[Saved entries]

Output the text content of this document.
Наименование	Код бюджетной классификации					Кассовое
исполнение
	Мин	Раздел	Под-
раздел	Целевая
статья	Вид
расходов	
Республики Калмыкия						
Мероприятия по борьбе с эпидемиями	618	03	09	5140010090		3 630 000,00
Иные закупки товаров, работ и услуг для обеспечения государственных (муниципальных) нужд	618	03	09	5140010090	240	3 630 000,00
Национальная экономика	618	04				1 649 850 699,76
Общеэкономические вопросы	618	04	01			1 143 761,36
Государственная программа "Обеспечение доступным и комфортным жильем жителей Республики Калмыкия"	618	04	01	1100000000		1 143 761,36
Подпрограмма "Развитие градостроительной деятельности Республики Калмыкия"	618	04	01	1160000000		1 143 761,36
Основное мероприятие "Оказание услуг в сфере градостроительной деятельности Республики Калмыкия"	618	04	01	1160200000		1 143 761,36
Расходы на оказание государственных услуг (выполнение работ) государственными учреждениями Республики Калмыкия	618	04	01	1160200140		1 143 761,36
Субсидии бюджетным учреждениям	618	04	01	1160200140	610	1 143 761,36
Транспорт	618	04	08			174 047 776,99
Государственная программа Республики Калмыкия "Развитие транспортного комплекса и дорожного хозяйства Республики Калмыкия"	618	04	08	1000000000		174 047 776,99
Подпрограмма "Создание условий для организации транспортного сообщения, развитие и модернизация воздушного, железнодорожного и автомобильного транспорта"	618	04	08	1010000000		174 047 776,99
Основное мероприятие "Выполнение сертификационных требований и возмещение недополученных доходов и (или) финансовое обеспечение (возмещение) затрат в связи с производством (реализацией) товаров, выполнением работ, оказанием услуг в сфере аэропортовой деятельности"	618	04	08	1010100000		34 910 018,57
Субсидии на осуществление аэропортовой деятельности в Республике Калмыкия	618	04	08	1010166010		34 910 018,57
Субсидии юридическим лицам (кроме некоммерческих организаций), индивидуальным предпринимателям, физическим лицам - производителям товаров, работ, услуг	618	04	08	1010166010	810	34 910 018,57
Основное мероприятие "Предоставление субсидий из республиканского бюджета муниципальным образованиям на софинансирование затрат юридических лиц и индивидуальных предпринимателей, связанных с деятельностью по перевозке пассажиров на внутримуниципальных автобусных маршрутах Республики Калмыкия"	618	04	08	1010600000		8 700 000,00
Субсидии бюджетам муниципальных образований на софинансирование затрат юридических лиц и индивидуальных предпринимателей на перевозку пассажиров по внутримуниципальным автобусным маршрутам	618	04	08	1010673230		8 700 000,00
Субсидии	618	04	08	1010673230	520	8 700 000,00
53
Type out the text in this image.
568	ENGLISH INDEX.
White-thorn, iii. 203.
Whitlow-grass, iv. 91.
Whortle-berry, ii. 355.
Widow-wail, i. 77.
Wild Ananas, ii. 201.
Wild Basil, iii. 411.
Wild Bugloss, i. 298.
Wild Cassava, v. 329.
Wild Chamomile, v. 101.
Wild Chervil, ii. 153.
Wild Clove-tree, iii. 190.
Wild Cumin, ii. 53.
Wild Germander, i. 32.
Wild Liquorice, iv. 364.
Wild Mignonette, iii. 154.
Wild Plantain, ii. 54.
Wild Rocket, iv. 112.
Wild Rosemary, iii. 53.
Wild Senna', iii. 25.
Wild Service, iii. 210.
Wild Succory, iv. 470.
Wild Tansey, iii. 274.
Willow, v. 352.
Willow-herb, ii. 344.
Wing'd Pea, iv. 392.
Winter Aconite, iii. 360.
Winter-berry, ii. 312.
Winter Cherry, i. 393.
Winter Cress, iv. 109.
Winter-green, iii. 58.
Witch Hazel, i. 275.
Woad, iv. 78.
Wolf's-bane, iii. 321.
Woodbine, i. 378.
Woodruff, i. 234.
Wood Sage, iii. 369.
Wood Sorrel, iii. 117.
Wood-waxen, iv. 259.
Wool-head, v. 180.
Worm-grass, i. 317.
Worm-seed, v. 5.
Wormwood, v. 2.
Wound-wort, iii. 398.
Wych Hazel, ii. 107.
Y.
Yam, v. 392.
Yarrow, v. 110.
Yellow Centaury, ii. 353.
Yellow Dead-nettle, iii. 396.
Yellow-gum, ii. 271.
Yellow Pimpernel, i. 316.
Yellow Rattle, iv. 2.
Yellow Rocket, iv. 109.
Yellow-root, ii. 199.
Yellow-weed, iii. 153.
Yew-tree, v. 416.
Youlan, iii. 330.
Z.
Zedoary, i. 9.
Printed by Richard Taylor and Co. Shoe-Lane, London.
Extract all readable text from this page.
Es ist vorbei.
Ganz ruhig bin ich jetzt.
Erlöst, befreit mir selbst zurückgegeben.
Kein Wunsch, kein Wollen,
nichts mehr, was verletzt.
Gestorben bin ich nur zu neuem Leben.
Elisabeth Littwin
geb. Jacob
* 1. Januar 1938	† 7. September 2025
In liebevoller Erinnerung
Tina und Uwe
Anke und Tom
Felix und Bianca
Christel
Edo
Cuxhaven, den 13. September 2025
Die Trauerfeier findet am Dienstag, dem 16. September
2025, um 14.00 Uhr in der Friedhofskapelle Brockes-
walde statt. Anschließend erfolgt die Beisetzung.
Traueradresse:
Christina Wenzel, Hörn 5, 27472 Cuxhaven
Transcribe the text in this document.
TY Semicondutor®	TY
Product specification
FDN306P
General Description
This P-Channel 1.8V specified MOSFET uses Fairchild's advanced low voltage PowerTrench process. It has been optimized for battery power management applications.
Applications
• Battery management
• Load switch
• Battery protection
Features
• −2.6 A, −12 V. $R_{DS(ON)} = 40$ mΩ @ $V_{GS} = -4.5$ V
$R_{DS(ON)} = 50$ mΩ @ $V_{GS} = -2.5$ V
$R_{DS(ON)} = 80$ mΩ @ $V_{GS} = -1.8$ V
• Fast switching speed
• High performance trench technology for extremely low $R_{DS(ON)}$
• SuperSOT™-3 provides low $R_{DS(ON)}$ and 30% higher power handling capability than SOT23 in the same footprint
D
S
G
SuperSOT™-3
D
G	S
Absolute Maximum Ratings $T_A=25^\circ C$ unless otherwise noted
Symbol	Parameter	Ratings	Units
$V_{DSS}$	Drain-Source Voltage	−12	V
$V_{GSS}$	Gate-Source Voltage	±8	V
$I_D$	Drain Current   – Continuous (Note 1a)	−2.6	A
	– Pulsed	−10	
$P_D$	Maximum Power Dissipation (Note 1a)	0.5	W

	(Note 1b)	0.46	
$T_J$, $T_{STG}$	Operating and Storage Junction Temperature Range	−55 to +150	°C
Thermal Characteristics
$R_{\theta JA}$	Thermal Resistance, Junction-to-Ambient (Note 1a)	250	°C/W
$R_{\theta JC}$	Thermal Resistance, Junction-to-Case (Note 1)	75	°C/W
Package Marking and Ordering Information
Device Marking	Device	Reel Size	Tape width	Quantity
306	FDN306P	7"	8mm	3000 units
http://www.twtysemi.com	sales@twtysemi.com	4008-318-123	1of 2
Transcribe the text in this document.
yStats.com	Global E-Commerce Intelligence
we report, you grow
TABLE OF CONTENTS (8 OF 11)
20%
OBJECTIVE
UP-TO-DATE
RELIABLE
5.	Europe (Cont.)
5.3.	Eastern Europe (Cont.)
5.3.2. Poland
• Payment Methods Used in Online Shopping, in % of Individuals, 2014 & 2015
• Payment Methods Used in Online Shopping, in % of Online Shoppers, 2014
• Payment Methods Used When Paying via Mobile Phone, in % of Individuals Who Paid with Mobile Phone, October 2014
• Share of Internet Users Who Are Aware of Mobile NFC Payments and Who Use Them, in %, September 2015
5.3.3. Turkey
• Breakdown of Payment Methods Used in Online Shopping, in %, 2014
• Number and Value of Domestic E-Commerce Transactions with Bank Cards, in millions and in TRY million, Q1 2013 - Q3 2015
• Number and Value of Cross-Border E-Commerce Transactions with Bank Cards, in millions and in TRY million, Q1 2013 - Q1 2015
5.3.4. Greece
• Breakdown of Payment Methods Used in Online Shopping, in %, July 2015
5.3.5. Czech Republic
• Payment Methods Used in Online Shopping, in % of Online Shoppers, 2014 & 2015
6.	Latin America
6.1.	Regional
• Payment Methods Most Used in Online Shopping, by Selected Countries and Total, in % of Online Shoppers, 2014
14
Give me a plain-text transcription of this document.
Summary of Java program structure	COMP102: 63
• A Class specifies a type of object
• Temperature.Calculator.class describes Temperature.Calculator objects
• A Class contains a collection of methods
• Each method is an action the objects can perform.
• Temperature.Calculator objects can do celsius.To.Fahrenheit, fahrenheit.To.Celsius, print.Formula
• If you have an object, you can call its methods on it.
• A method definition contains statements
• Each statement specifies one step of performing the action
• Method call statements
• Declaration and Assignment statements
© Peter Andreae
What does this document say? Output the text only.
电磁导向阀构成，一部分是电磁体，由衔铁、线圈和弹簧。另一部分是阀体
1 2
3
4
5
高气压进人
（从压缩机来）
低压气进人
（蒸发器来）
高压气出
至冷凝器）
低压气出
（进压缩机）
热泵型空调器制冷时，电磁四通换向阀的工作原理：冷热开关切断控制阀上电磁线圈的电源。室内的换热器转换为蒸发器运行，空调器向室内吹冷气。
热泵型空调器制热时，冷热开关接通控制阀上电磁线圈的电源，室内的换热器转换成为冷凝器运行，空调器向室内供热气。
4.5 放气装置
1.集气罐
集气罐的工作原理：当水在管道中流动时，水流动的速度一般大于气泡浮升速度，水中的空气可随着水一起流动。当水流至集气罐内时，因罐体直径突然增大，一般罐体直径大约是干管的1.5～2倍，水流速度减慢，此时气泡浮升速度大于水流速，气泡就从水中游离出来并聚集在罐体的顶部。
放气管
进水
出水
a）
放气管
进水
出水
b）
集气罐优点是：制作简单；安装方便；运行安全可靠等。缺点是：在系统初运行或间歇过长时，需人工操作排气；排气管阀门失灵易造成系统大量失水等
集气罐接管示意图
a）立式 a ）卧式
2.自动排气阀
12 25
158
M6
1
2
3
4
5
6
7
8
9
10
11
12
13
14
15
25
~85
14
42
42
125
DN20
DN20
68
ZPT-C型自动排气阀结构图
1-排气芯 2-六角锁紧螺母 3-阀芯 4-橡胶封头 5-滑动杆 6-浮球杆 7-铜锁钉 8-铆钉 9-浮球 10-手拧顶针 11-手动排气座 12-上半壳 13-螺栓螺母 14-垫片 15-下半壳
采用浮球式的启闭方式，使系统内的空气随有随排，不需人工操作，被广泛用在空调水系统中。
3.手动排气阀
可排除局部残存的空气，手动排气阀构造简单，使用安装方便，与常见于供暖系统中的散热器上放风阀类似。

■ **Stated task**
From the records, copy every line that has the string "Государственная" in it.

■ **The reply**
Государственная программа "Обеспечение доступным и комфортным жильем жителей Республики Калмыкия"	618	04	01	1100000000		1 143 761,36
Государственная программа Республики Калмыкия "Развитие транспортного комплекса и дорожного хозяйства Республики Калмыкия"	618	04	08	1000000000		174 047 776,99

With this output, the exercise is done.